[Extracted records]
· · · · · · ·

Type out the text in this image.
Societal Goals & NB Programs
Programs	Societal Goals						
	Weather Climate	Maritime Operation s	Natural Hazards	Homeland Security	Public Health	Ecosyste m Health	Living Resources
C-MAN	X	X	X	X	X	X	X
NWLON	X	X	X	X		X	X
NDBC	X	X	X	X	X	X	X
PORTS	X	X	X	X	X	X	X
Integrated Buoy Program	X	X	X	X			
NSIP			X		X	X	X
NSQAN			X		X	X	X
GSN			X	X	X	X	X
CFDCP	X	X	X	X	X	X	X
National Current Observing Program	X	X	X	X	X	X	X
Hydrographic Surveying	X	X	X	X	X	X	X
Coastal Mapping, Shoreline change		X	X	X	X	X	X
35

· · · · · · ·

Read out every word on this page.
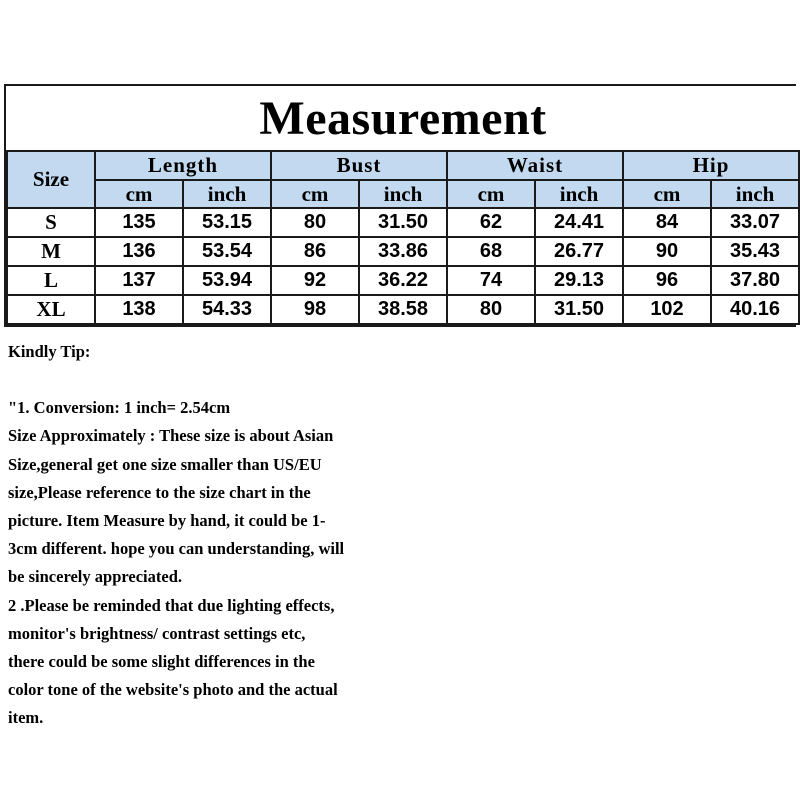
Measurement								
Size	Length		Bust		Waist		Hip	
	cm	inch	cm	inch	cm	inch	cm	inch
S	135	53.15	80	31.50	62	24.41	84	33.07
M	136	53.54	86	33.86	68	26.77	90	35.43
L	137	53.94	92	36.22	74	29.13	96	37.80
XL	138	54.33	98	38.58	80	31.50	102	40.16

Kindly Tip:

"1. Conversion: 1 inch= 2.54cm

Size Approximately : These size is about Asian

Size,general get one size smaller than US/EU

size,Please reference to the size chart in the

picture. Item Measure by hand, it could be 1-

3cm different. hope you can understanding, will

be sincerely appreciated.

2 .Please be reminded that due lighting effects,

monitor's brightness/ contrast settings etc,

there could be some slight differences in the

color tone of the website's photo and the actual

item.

· · · · · · ·

THE REQUEST: Locate the word "this" in the data above. Copy every line carrying it.

THE ANSWER:
Type out the text in this image.
Read out every word on this page.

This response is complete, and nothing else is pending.